## Task instructions
Single out the lines of the material that contain "name" and copy them.

## Data records
######
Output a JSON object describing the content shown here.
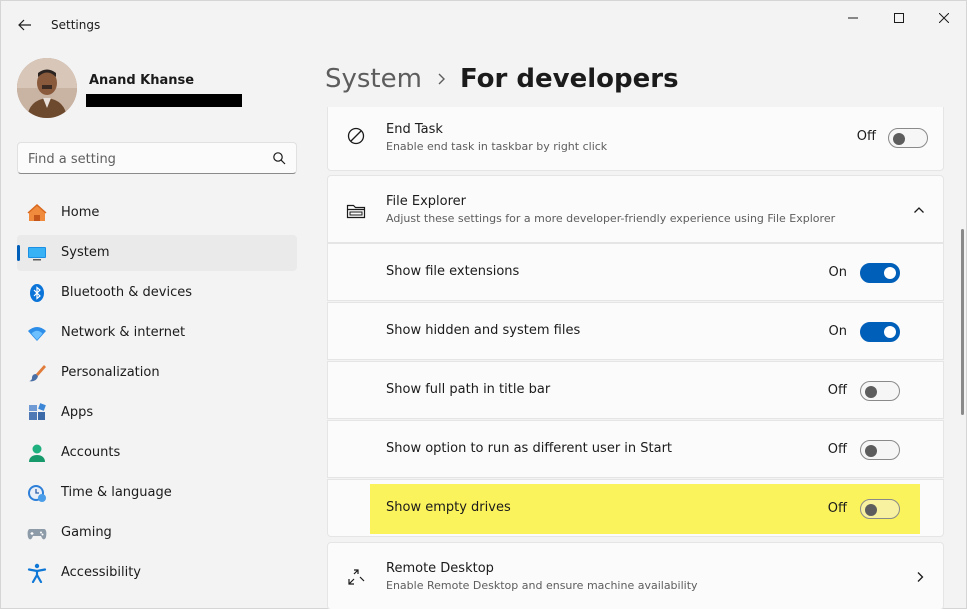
{
  "window": {
    "title": "Settings"
  },
  "user": {
    "name": "Anand Khanse"
  },
  "search": {
    "placeholder": "Find a setting"
  },
  "nav": [
    {
      "label": "Home",
      "icon": "home-icon"
    },
    {
      "label": "System",
      "icon": "monitor-icon",
      "selected": true
    },
    {
      "label": "Bluetooth & devices",
      "icon": "bluetooth-icon"
    },
    {
      "label": "Network & internet",
      "icon": "wifi-icon"
    },
    {
      "label": "Personalization",
      "icon": "brush-icon"
    },
    {
      "label": "Apps",
      "icon": "apps-icon"
    },
    {
      "label": "Accounts",
      "icon": "person-icon"
    },
    {
      "label": "Time & language",
      "icon": "globe-clock-icon"
    },
    {
      "label": "Gaming",
      "icon": "gamepad-icon"
    },
    {
      "label": "Accessibility",
      "icon": "accessibility-icon"
    }
  ],
  "breadcrumb": {
    "parent": "System",
    "current": "For developers"
  },
  "end_task": {
    "title": "End Task",
    "description": "Enable end task in taskbar by right click",
    "state": "Off"
  },
  "file_explorer": {
    "title": "File Explorer",
    "description": "Adjust these settings for a more developer-friendly experience using File Explorer",
    "items": [
      {
        "label": "Show file extensions",
        "state": "On"
      },
      {
        "label": "Show hidden and system files",
        "state": "On"
      },
      {
        "label": "Show full path in title bar",
        "state": "Off"
      },
      {
        "label": "Show option to run as different user in Start",
        "state": "Off"
      },
      {
        "label": "Show empty drives",
        "state": "Off",
        "highlighted": true
      }
    ]
  },
  "remote_desktop": {
    "title": "Remote Desktop",
    "description": "Enable Remote Desktop and ensure machine availability"
  },
  "colors": {
    "accent": "#005fb8",
    "highlight": "#fbf35c",
    "background": "#f3f3f3",
    "card": "#fbfbfb"
  }
}
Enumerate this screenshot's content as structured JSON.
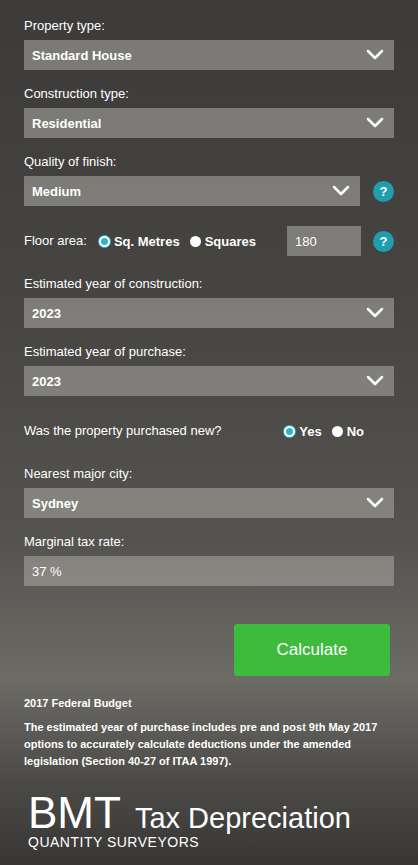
{
  "fields": [
    {
      "kind": "select",
      "label": "Property type:",
      "value": "Standard House"
    },
    {
      "kind": "select",
      "label": "Construction type:",
      "value": "Residential"
    },
    {
      "kind": "select",
      "label": "Quality of finish:",
      "value": "Medium",
      "help": "?"
    },
    {
      "kind": "area",
      "label": "Floor area:",
      "options": [
        {
          "label": "Sq. Metres",
          "selected": true
        },
        {
          "label": "Squares",
          "selected": false
        }
      ],
      "value": "180",
      "help": "?"
    },
    {
      "kind": "select",
      "label": "Estimated year of construction:",
      "value": "2023"
    },
    {
      "kind": "select",
      "label": "Estimated year of purchase:",
      "value": "2023"
    },
    {
      "kind": "radio",
      "label": "Was the property purchased new?",
      "options": [
        {
          "label": "Yes",
          "selected": true
        },
        {
          "label": "No",
          "selected": false
        }
      ]
    },
    {
      "kind": "select",
      "label": "Nearest major city:",
      "value": "Sydney"
    },
    {
      "kind": "input",
      "label": "Marginal tax rate:",
      "value": "37 %"
    }
  ],
  "button": "Calculate",
  "note": {
    "title": "2017 Federal Budget",
    "body": "The estimated year of purchase includes pre and post 9th May 2017 options to accurately calculate deductions under the amended legislation (Section 40-27 of ITAA 1997)."
  },
  "logo": {
    "brand": "BMT",
    "name": "Tax Depreciation",
    "tagline": "QUANTITY SURVEYORS"
  }
}
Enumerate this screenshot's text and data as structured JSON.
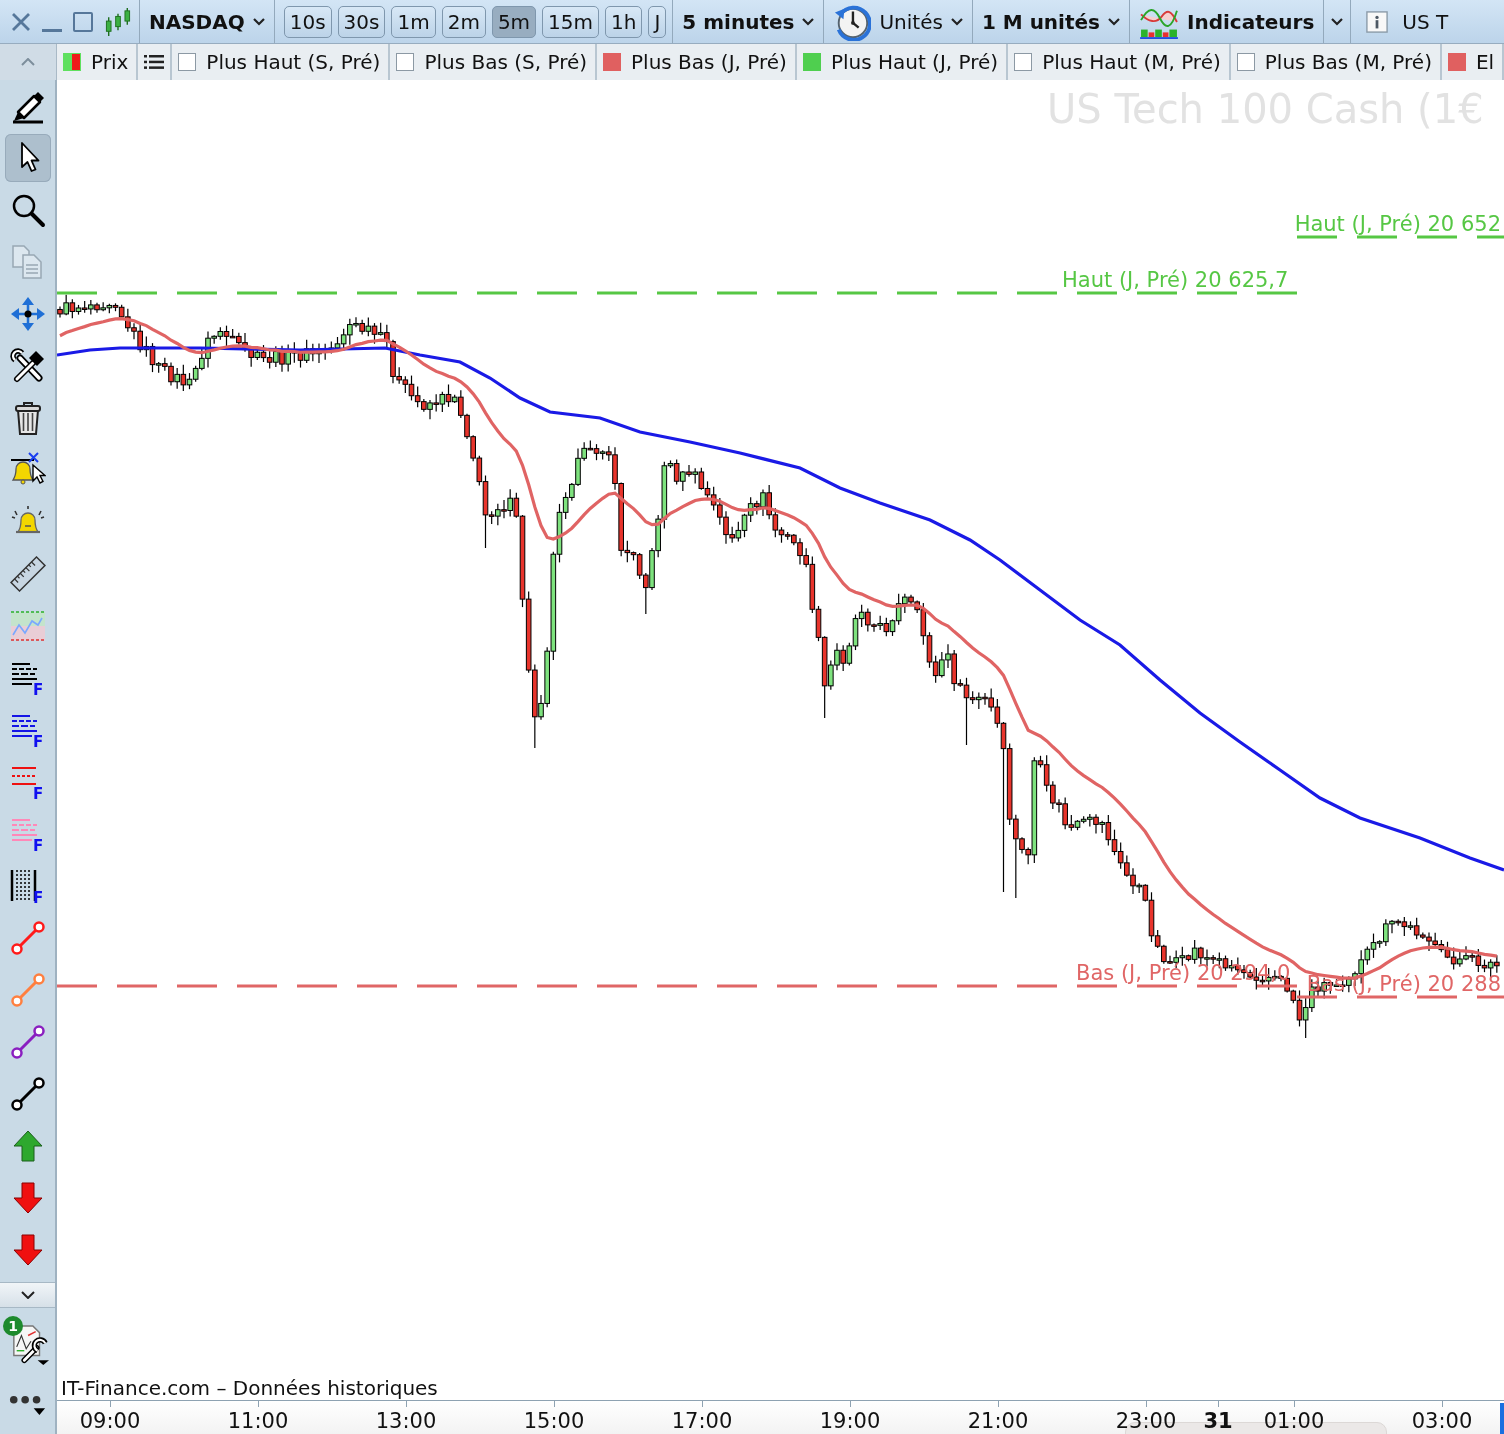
{
  "toolbar": {
    "instrument": "NASDAQ",
    "timeframes": [
      {
        "label": "10s",
        "selected": false
      },
      {
        "label": "30s",
        "selected": false
      },
      {
        "label": "1m",
        "selected": false
      },
      {
        "label": "2m",
        "selected": false
      },
      {
        "label": "5m",
        "selected": true
      },
      {
        "label": "15m",
        "selected": false
      },
      {
        "label": "1h",
        "selected": false
      },
      {
        "label": "J",
        "selected": false
      }
    ],
    "period": "5 minutes",
    "units": "Unités",
    "volume": "1 M unités",
    "indicators": "Indicateurs",
    "info": "US T"
  },
  "legend": {
    "items": [
      {
        "kind": "price",
        "label": "Prix",
        "checked": true
      },
      {
        "kind": "line",
        "label": "Plus Haut (S, Pré)",
        "checked": false
      },
      {
        "kind": "line",
        "label": "Plus Bas (S, Pré)",
        "checked": false
      },
      {
        "kind": "line",
        "label": "Plus Bas (J, Pré)",
        "checked": true,
        "color": "#e06060"
      },
      {
        "kind": "line",
        "label": "Plus Haut (J, Pré)",
        "checked": true,
        "color": "#4fcf4f"
      },
      {
        "kind": "line",
        "label": "Plus Haut (M, Pré)",
        "checked": false
      },
      {
        "kind": "line",
        "label": "Plus Bas (M, Pré)",
        "checked": false
      },
      {
        "kind": "line",
        "label": "El",
        "checked": true,
        "color": "#e06060"
      }
    ]
  },
  "sidebar": {
    "tools": [
      {
        "kind": "pencil",
        "selected": false,
        "disabled": false
      },
      {
        "kind": "pointer",
        "selected": true,
        "disabled": false
      },
      {
        "kind": "zoom",
        "selected": false,
        "disabled": false
      },
      {
        "kind": "copy",
        "selected": false,
        "disabled": true
      },
      {
        "kind": "move",
        "selected": false,
        "disabled": false
      },
      {
        "kind": "tools",
        "selected": false,
        "disabled": false
      },
      {
        "kind": "trash",
        "selected": false,
        "disabled": false
      },
      {
        "kind": "alertcursor",
        "selected": false,
        "disabled": false
      },
      {
        "kind": "alert",
        "selected": false,
        "disabled": false
      },
      {
        "kind": "ruler",
        "selected": false,
        "disabled": false
      },
      {
        "kind": "zone",
        "selected": false,
        "disabled": false
      },
      {
        "kind": "lines",
        "selected": false,
        "disabled": false,
        "color": "#000000",
        "letter": "F"
      },
      {
        "kind": "lines",
        "selected": false,
        "disabled": false,
        "color": "#1414e6",
        "letter": "F"
      },
      {
        "kind": "bands",
        "selected": false,
        "disabled": false,
        "color": "#ee1111",
        "letter": "F"
      },
      {
        "kind": "lines",
        "selected": false,
        "disabled": false,
        "color": "#ff88b8",
        "letter": "F"
      },
      {
        "kind": "verticals",
        "selected": false,
        "disabled": false,
        "letter": "F"
      },
      {
        "kind": "segment",
        "selected": false,
        "disabled": false,
        "color": "#ff1a1a"
      },
      {
        "kind": "segment",
        "selected": false,
        "disabled": false,
        "color": "#ff7f3f"
      },
      {
        "kind": "segment",
        "selected": false,
        "disabled": false,
        "color": "#8a1fc0"
      },
      {
        "kind": "segment",
        "selected": false,
        "disabled": false,
        "color": "#000000"
      },
      {
        "kind": "up",
        "selected": false,
        "disabled": false
      },
      {
        "kind": "down",
        "selected": false,
        "disabled": false
      },
      {
        "kind": "down",
        "selected": false,
        "disabled": false
      }
    ],
    "settings_badge": "1"
  },
  "chart": {
    "title": "US Tech 100 Cash (1€",
    "levels": [
      {
        "kind": "high",
        "label": "Haut (J, Pré) 20 652"
      },
      {
        "kind": "high",
        "label": "Haut (J, Pré) 20 625,7"
      },
      {
        "kind": "low",
        "label": "Bas (J, Pré) 20 294,0"
      },
      {
        "kind": "low",
        "label": "Bas (J, Pré) 20 288"
      }
    ],
    "source": "IT-Finance.com – Données historiques"
  },
  "time_axis": {
    "labels": [
      {
        "kind": "time",
        "text": "09:00"
      },
      {
        "kind": "time",
        "text": "11:00"
      },
      {
        "kind": "time",
        "text": "13:00"
      },
      {
        "kind": "time",
        "text": "15:00"
      },
      {
        "kind": "time",
        "text": "17:00"
      },
      {
        "kind": "time",
        "text": "19:00"
      },
      {
        "kind": "time",
        "text": "21:00"
      },
      {
        "kind": "time",
        "text": "23:00"
      },
      {
        "kind": "date",
        "text": "31"
      },
      {
        "kind": "time",
        "text": "01:00"
      },
      {
        "kind": "time",
        "text": "03:00"
      }
    ]
  }
}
######
## Worked answer
    "name": "Anand Khanse"
    "name": "Tax Depreciation",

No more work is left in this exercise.